(OBJECTIVE) Return every record below exactly as written, omitting any pictures.

(DATA ENTRIES)

________________________________________

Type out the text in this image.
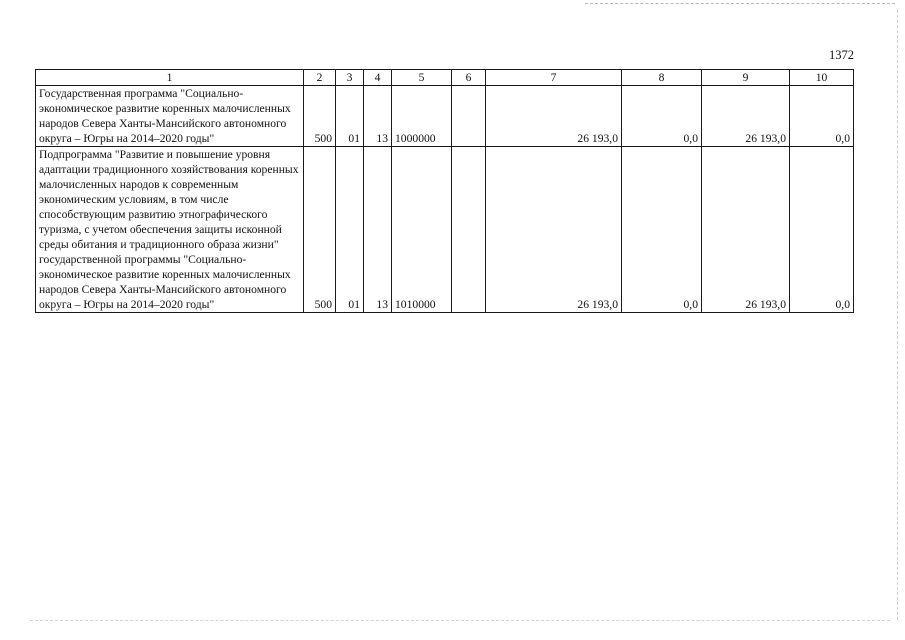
1372
1	2	3	4	5	6	7	8	9	10
Государственная программа "Социально-экономическое развитие коренных малочисленных народов Севера Ханты-Мансийского автономного округа – Югры на 2014–2020 годы"	500	01	13	1000000		26 193,0	0,0	26 193,0	0,0
Подпрограмма "Развитие и повышение уровня адаптации традиционного хозяйствования коренных малочисленных народов к современным экономическим условиям, в том числе способствующим развитию этнографического туризма, с учетом обеспечения защиты исконной среды обитания и традиционного образа жизни" государственной программы "Социально-экономическое развитие коренных малочисленных народов Севера Ханты-Мансийского автономного округа – Югры на 2014–2020 годы"	500	01	13	1010000		26 193,0	0,0	26 193,0	0,0
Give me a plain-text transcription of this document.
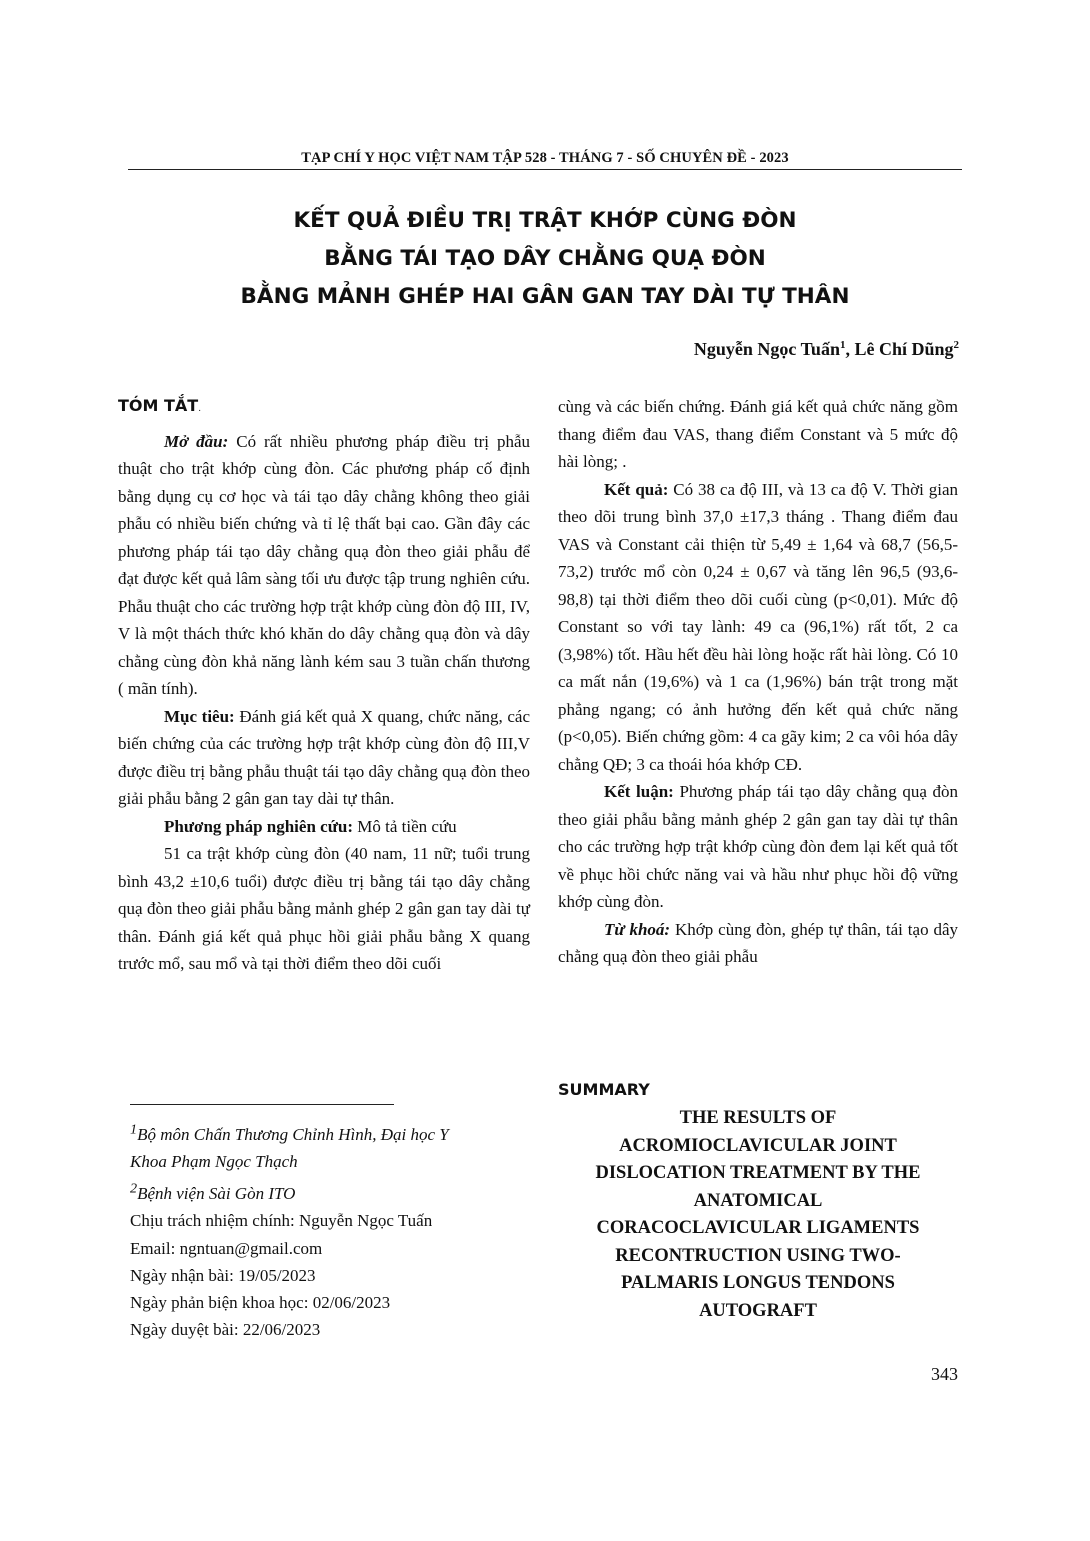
TẠP CHÍ Y HỌC VIỆT NAM TẬP 528 - THÁNG 7 - SỐ CHUYÊN ĐỀ - 2023
KẾT QUẢ ĐIỀU TRỊ TRẬT KHỚP CÙNG ĐÒN
BẰNG TÁI TẠO DÂY CHẰNG QUẠ ĐÒN
BẰNG MẢNH GHÉP HAI GÂN GAN TAY DÀI TỰ THÂN
Nguyễn Ngọc Tuấn$^1$, Lê Chí Dũng$^2$
TÓM TẮT.

Mở đầu: Có rất nhiều phương pháp điều trị phẫu thuật cho trật khớp cùng đòn. Các phương pháp cố định bằng dụng cụ cơ học và tái tạo dây chằng không theo giải phẫu có nhiều biến chứng và tỉ lệ thất bại cao. Gần đây các phương pháp tái tạo dây chằng quạ đòn theo giải phẫu để đạt được kết quả lâm sàng tối ưu được tập trung nghiên cứu. Phẫu thuật cho các trường hợp trật khớp cùng đòn độ III, IV, V là một thách thức khó khăn do dây chằng quạ đòn và dây chằng cùng đòn khả năng lành kém sau 3 tuần chấn thương ( mãn tính).

Mục tiêu: Đánh giá kết quả X quang, chức năng, các biến chứng của các trường hợp trật khớp cùng đòn độ III,V được điều trị bằng phẫu thuật tái tạo dây chằng quạ đòn theo giải phẫu bằng 2 gân gan tay dài tự thân.

Phương pháp nghiên cứu: Mô tả tiền cứu

51 ca trật khớp cùng đòn (40 nam, 11 nữ; tuổi trung bình 43,2 ±10,6 tuổi) được điều trị bằng tái tạo dây chằng quạ đòn theo giải phẫu bằng mảnh ghép 2 gân gan tay dài tự thân. Đánh giá kết quả phục hồi giải phẫu bằng X quang trước mổ, sau mổ và tại thời điểm theo dõi cuối

$^1$Bộ môn Chấn Thương Chỉnh Hình, Đại học Y
Khoa Phạm Ngọc Thạch
$^2$Bệnh viện Sài Gòn ITO
Chịu trách nhiệm chính: Nguyễn Ngọc Tuấn
Email: ngntuan@gmail.com
Ngày nhận bài: 19/05/2023
Ngày phản biện khoa học: 02/06/2023
Ngày duyệt bài: 22/06/2023

cùng và các biến chứng. Đánh giá kết quả chức năng gồm thang điểm đau VAS, thang điểm Constant và 5 mức độ hài lòng; .

Kết quả: Có 38 ca độ III, và 13 ca độ V. Thời gian theo dõi trung bình 37,0 ±17,3 tháng . Thang điểm đau VAS và Constant cải thiện từ 5,49 ± 1,64 và 68,7 (56,5-73,2) trước mổ còn 0,24 ± 0,67 và tăng lên 96,5 (93,6-98,8) tại thời điểm theo dõi cuối cùng (p<0,01). Mức độ Constant so với tay lành: 49 ca (96,1%) rất tốt, 2 ca (3,98%) tốt. Hầu hết đều hài lòng hoặc rất hài lòng. Có 10 ca mất nắn (19,6%) và 1 ca (1,96%) bán trật trong mặt phẳng ngang; có ảnh hưởng đến kết quả chức năng (p<0,05). Biến chứng gồm: 4 ca gãy kim; 2 ca vôi hóa dây chằng QĐ; 3 ca thoái hóa khớp CĐ.

Kết luận: Phương pháp tái tạo dây chằng quạ đòn theo giải phẫu bằng mảnh ghép 2 gân gan tay dài tự thân cho các trường hợp trật khớp cùng đòn đem lại kết quả tốt về phục hồi chức năng vai và hầu như phục hồi độ vững khớp cùng đòn.

Từ khoá: Khớp cùng đòn, ghép tự thân, tái tạo dây chằng quạ đòn theo giải phẫu

SUMMARY
THE RESULTS OF
ACROMIOCLAVICULAR JOINT
DISLOCATION TREATMENT BY THE
ANATOMICAL
CORACOCLAVICULAR LIGAMENTS
RECONTRUCTION USING TWO-
PALMARIS LONGUS TENDONS
AUTOGRAFT
343
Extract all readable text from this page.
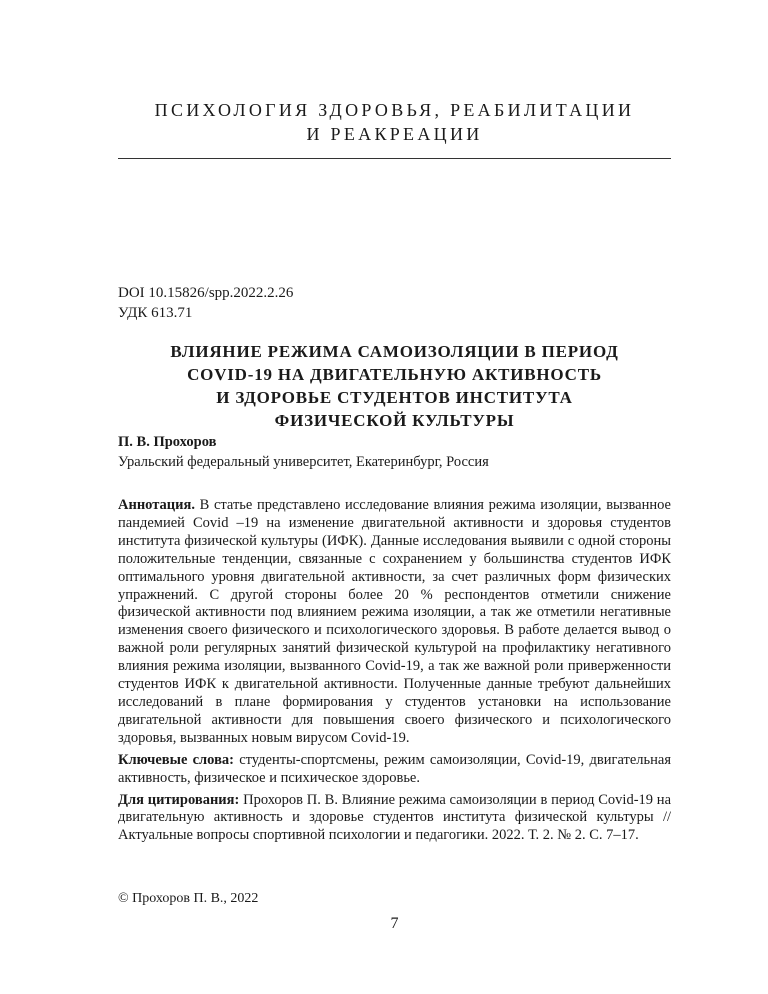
ПСИХОЛОГИЯ ЗДОРОВЬЯ, РЕАБИЛИТАЦИИ
И РЕАКРЕАЦИИ
DOI 10.15826/spp.2022.2.26
УДК 613.71
ВЛИЯНИЕ РЕЖИМА САМОИЗОЛЯЦИИ В ПЕРИОД
COVID-19 НА ДВИГАТЕЛЬНУЮ АКТИВНОСТЬ
И ЗДОРОВЬЕ СТУДЕНТОВ ИНСТИТУТА
ФИЗИЧЕСКОЙ КУЛЬТУРЫ
П. В. Прохоров
Уральский федеральный университет, Екатеринбург, Россия

Аннотация. В статье представлено исследование влияния режима изоляции, вызванное пандемией Covid –19 на изменение двигательной активности и здоровья студентов института физической культуры (ИФК). Данные исследования выявили с одной стороны положительные тенденции, связанные с сохранением у большинства студентов ИФК оптимального уровня двигательной активности, за счет различных форм физических упражнений. С другой стороны более 20 % респондентов отметили снижение физической активности под влиянием режима изоляции, а так же отметили негативные изменения своего физического и психологического здоровья. В работе делается вывод о важной роли регулярных занятий физической культурой на профилактику негативного влияния режима изоляции, вызванного Covid-19, а так же важной роли приверженности студентов ИФК к двигательной активности. Полученные данные требуют дальнейших исследований в плане формирования у студентов установки на использование двигательной активности для повышения своего физического и психологического здоровья, вызванных новым вирусом Covid-19.

Ключевые слова: студенты-спортсмены, режим самоизоляции, Covid-19, двигательная активность, физическое и психическое здоровье.

Для цитирования: Прохоров П. В. Влияние режима самоизоляции в период Covid-19 на двигательную активность и здоровье студентов института физической культуры // Актуальные вопросы спортивной психологии и педагогики. 2022. Т. 2. № 2. С. 7–17.

© Прохоров П. В., 2022
7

________________________________________

(THE COMPLETED TASK)
Type out the text in this image.
1372
1	2	3	4	5	6	7	8	9	10
Государственная программа "Социально-экономическое развитие коренных малочисленных народов Севера Ханты-Мансийского автономного округа – Югры на 2014–2020 годы"	500	01	13	1000000		26 193,0	0,0	26 193,0	0,0
Подпрограмма "Развитие и повышение уровня адаптации традиционного хозяйствования коренных малочисленных народов к современным экономическим условиям, в том числе способствующим развитию этнографического туризма, с учетом обеспечения защиты исконной среды обитания и традиционного образа жизни" государственной программы "Социально-экономическое развитие коренных малочисленных народов Севера Ханты-Мансийского автономного округа – Югры на 2014–2020 годы"	500	01	13	1010000		26 193,0	0,0	26 193,0	0,0
Give me a plain-text transcription of this document.
TẠP CHÍ Y HỌC VIỆT NAM TẬP 528 - THÁNG 7 - SỐ CHUYÊN ĐỀ - 2023
KẾT QUẢ ĐIỀU TRỊ TRẬT KHỚP CÙNG ĐÒN
BẰNG TÁI TẠO DÂY CHẰNG QUẠ ĐÒN
BẰNG MẢNH GHÉP HAI GÂN GAN TAY DÀI TỰ THÂN
Nguyễn Ngọc Tuấn$^1$, Lê Chí Dũng$^2$
TÓM TẮT.

Mở đầu: Có rất nhiều phương pháp điều trị phẫu thuật cho trật khớp cùng đòn. Các phương pháp cố định bằng dụng cụ cơ học và tái tạo dây chằng không theo giải phẫu có nhiều biến chứng và tỉ lệ thất bại cao. Gần đây các phương pháp tái tạo dây chằng quạ đòn theo giải phẫu để đạt được kết quả lâm sàng tối ưu được tập trung nghiên cứu. Phẫu thuật cho các trường hợp trật khớp cùng đòn độ III, IV, V là một thách thức khó khăn do dây chằng quạ đòn và dây chằng cùng đòn khả năng lành kém sau 3 tuần chấn thương ( mãn tính).

Mục tiêu: Đánh giá kết quả X quang, chức năng, các biến chứng của các trường hợp trật khớp cùng đòn độ III,V được điều trị bằng phẫu thuật tái tạo dây chằng quạ đòn theo giải phẫu bằng 2 gân gan tay dài tự thân.

Phương pháp nghiên cứu: Mô tả tiền cứu

51 ca trật khớp cùng đòn (40 nam, 11 nữ; tuổi trung bình 43,2 ±10,6 tuổi) được điều trị bằng tái tạo dây chằng quạ đòn theo giải phẫu bằng mảnh ghép 2 gân gan tay dài tự thân. Đánh giá kết quả phục hồi giải phẫu bằng X quang trước mổ, sau mổ và tại thời điểm theo dõi cuối

$^1$Bộ môn Chấn Thương Chỉnh Hình, Đại học Y
Khoa Phạm Ngọc Thạch
$^2$Bệnh viện Sài Gòn ITO
Chịu trách nhiệm chính: Nguyễn Ngọc Tuấn
Email: ngntuan@gmail.com
Ngày nhận bài: 19/05/2023
Ngày phản biện khoa học: 02/06/2023
Ngày duyệt bài: 22/06/2023

cùng và các biến chứng. Đánh giá kết quả chức năng gồm thang điểm đau VAS, thang điểm Constant và 5 mức độ hài lòng; .

Kết quả: Có 38 ca độ III, và 13 ca độ V. Thời gian theo dõi trung bình 37,0 ±17,3 tháng . Thang điểm đau VAS và Constant cải thiện từ 5,49 ± 1,64 và 68,7 (56,5-73,2) trước mổ còn 0,24 ± 0,67 và tăng lên 96,5 (93,6-98,8) tại thời điểm theo dõi cuối cùng (p<0,01). Mức độ Constant so với tay lành: 49 ca (96,1%) rất tốt, 2 ca (3,98%) tốt. Hầu hết đều hài lòng hoặc rất hài lòng. Có 10 ca mất nắn (19,6%) và 1 ca (1,96%) bán trật trong mặt phẳng ngang; có ảnh hưởng đến kết quả chức năng (p<0,05). Biến chứng gồm: 4 ca gãy kim; 2 ca vôi hóa dây chằng QĐ; 3 ca thoái hóa khớp CĐ.

Kết luận: Phương pháp tái tạo dây chằng quạ đòn theo giải phẫu bằng mảnh ghép 2 gân gan tay dài tự thân cho các trường hợp trật khớp cùng đòn đem lại kết quả tốt về phục hồi chức năng vai và hầu như phục hồi độ vững khớp cùng đòn.

Từ khoá: Khớp cùng đòn, ghép tự thân, tái tạo dây chằng quạ đòn theo giải phẫu

SUMMARY
THE RESULTS OF
ACROMIOCLAVICULAR JOINT
DISLOCATION TREATMENT BY THE
ANATOMICAL
CORACOCLAVICULAR LIGAMENTS
RECONTRUCTION USING TWO-
PALMARIS LONGUS TENDONS
AUTOGRAFT
343
Extract all readable text from this page.
ПСИХОЛОГИЯ ЗДОРОВЬЯ, РЕАБИЛИТАЦИИ
И РЕАКРЕАЦИИ
DOI 10.15826/spp.2022.2.26
УДК 613.71
ВЛИЯНИЕ РЕЖИМА САМОИЗОЛЯЦИИ В ПЕРИОД
COVID-19 НА ДВИГАТЕЛЬНУЮ АКТИВНОСТЬ
И ЗДОРОВЬЕ СТУДЕНТОВ ИНСТИТУТА
ФИЗИЧЕСКОЙ КУЛЬТУРЫ
П. В. Прохоров
Уральский федеральный университет, Екатеринбург, Россия

Аннотация. В статье представлено исследование влияния режима изоляции, вызванное пандемией Covid –19 на изменение двигательной активности и здоровья студентов института физической культуры (ИФК). Данные исследования выявили с одной стороны положительные тенденции, связанные с сохранением у большинства студентов ИФК оптимального уровня двигательной активности, за счет различных форм физических упражнений. С другой стороны более 20 % респондентов отметили снижение физической активности под влиянием режима изоляции, а так же отметили негативные изменения своего физического и психологического здоровья. В работе делается вывод о важной роли регулярных занятий физической культурой на профилактику негативного влияния режима изоляции, вызванного Covid-19, а так же важной роли приверженности студентов ИФК к двигательной активности. Полученные данные требуют дальнейших исследований в плане формирования у студентов установки на использование двигательной активности для повышения своего физического и психологического здоровья, вызванных новым вирусом Covid-19.

Ключевые слова: студенты-спортсмены, режим самоизоляции, Covid-19, двигательная активность, физическое и психическое здоровье.

Для цитирования: Прохоров П. В. Влияние режима самоизоляции в период Covid-19 на двигательную активность и здоровье студентов института физической культуры // Актуальные вопросы спортивной психологии и педагогики. 2022. Т. 2. № 2. С. 7–17.

© Прохоров П. В., 2022
7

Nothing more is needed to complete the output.